* Stored data entries:
+===+

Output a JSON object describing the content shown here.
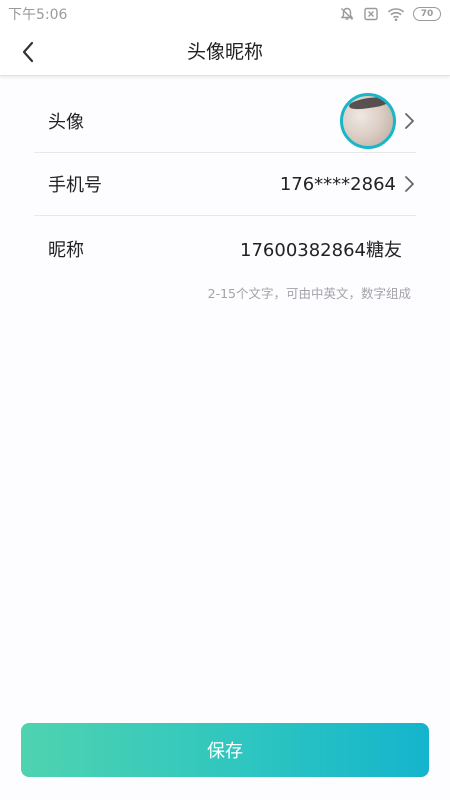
{
  "status_bar": {
    "time": "下午5:06",
    "icons": [
      "mute-icon",
      "sim-x-icon",
      "wifi-icon",
      "battery-icon"
    ],
    "battery_level": "70"
  },
  "header": {
    "title": "头像昵称",
    "back_icon": "chevron-left-icon"
  },
  "rows": {
    "avatar": {
      "label": "头像"
    },
    "phone": {
      "label": "手机号",
      "value": "176****2864"
    },
    "nickname": {
      "label": "昵称",
      "value": "17600382864糖友"
    }
  },
  "hint": "2-15个文字，可由中英文，数字组成",
  "save_button": {
    "label": "保存"
  },
  "colors": {
    "accent_start": "#4fd3b0",
    "accent_end": "#14b4cd",
    "avatar_border": "#18b6c9",
    "hint_text": "#a3a3a8"
  }
}
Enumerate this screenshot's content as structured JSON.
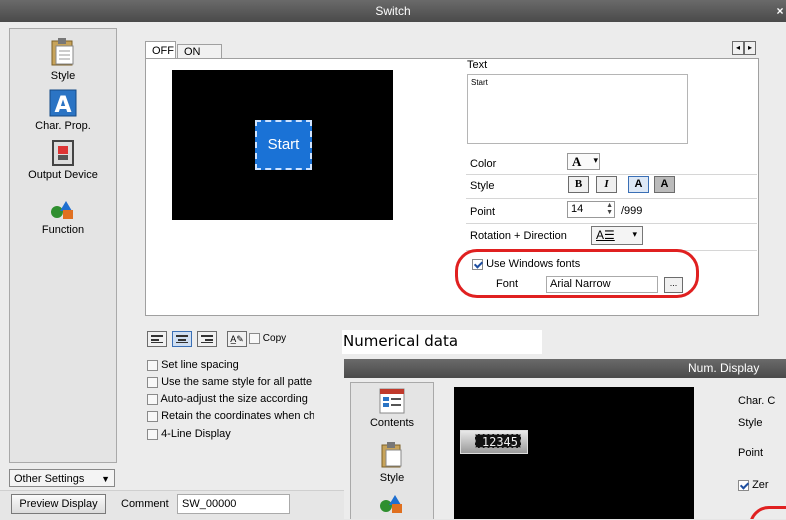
{
  "window": {
    "title": "Switch",
    "close_glyph": "×"
  },
  "sidebar": {
    "items": [
      {
        "label": "Style",
        "icon": "clipboard-icon"
      },
      {
        "label": "Char. Prop.",
        "icon": "letter-a-icon"
      },
      {
        "label": "Output Device",
        "icon": "output-device-icon"
      },
      {
        "label": "Function",
        "icon": "shapes-icon"
      }
    ],
    "other_settings": "Other Settings"
  },
  "tabs": [
    {
      "label": "OFF"
    },
    {
      "label": "ON"
    }
  ],
  "tab_scroll": {
    "left": "◂",
    "right": "▸"
  },
  "preview": {
    "button_text": "Start"
  },
  "text_section": {
    "label": "Text",
    "value": "Start"
  },
  "color": {
    "label": "Color",
    "value": "A",
    "arrow": "▾"
  },
  "style": {
    "label": "Style",
    "bold": "B",
    "italic": "I",
    "shadow": "A",
    "outline": "A"
  },
  "point": {
    "label": "Point",
    "value": "14",
    "max": "/999"
  },
  "rotation": {
    "label": "Rotation + Direction",
    "arrow": "▾"
  },
  "windows_fonts": {
    "label": "Use Windows fonts",
    "checked": true
  },
  "font": {
    "label": "Font",
    "value": "Arial Narrow",
    "browse": "..."
  },
  "options": {
    "copy_label": "Copy",
    "items": [
      "Set line spacing",
      "Use the same style for all patte",
      "Auto-adjust the size according",
      "Retain the coordinates when ch",
      "4-Line Display"
    ]
  },
  "bottom": {
    "preview_button": "Preview Display",
    "comment_label": "Comment",
    "comment_value": "SW_00000"
  },
  "caption": "Numerical data",
  "inset": {
    "title": "Num. Display",
    "sidebar": [
      {
        "label": "Contents"
      },
      {
        "label": "Style"
      }
    ],
    "display_value": "12345",
    "right_labels": [
      "Char. C",
      "Style",
      "Point"
    ],
    "zero_label": "Zer"
  },
  "colors": {
    "accent_red": "#e02020",
    "button_blue": "#1a72d6",
    "titlebar": "#555555"
  }
}
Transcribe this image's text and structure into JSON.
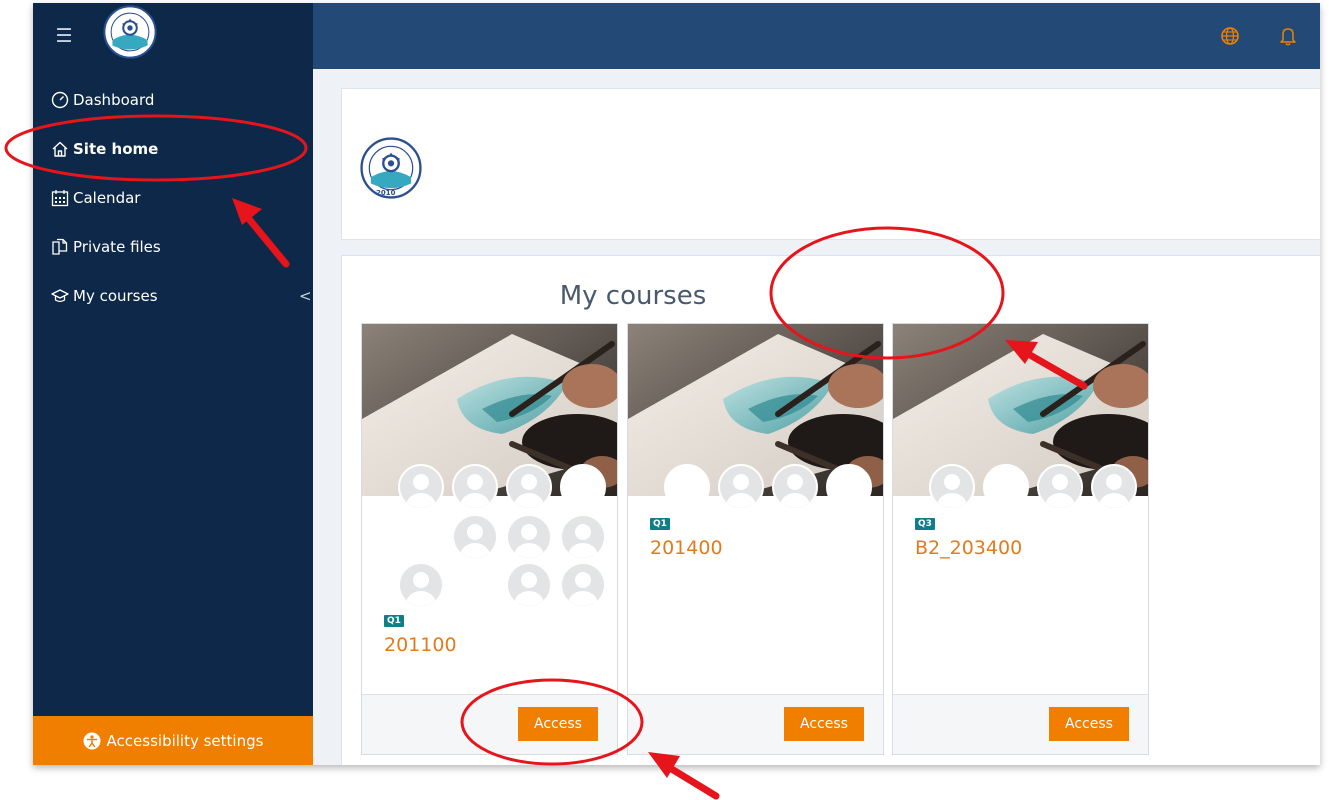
{
  "header": {
    "menu_icon": "hamburger-icon",
    "language_icon": "globe-icon",
    "notifications_icon": "bell-icon"
  },
  "sidebar": {
    "items": [
      {
        "label": "Dashboard",
        "icon": "dashboard-icon"
      },
      {
        "label": "Site home",
        "icon": "home-icon"
      },
      {
        "label": "Calendar",
        "icon": "calendar-icon"
      },
      {
        "label": "Private files",
        "icon": "files-icon"
      },
      {
        "label": "My courses",
        "icon": "graduation-cap-icon",
        "chevron": "<"
      }
    ],
    "accessibility_label": "Accessibility settings"
  },
  "main": {
    "logo_year": "2010",
    "section_title": "My courses",
    "courses": [
      {
        "badge": "Q1",
        "name": "201100",
        "button": "Access"
      },
      {
        "badge": "Q1",
        "name": "201400",
        "button": "Access"
      },
      {
        "badge": "Q3",
        "name": "B2_203400",
        "button": "Access"
      }
    ]
  },
  "colors": {
    "sidebar": "#0d2848",
    "topbar": "#234a76",
    "accent": "#f07f00",
    "course_link": "#e37b1d",
    "badge": "#0f7e8a",
    "annotation": "#e6141b"
  }
}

+===+

Gather each line holding the string "chevron".

    "back_icon": "chevron-left-icon"
        "chevron": "<"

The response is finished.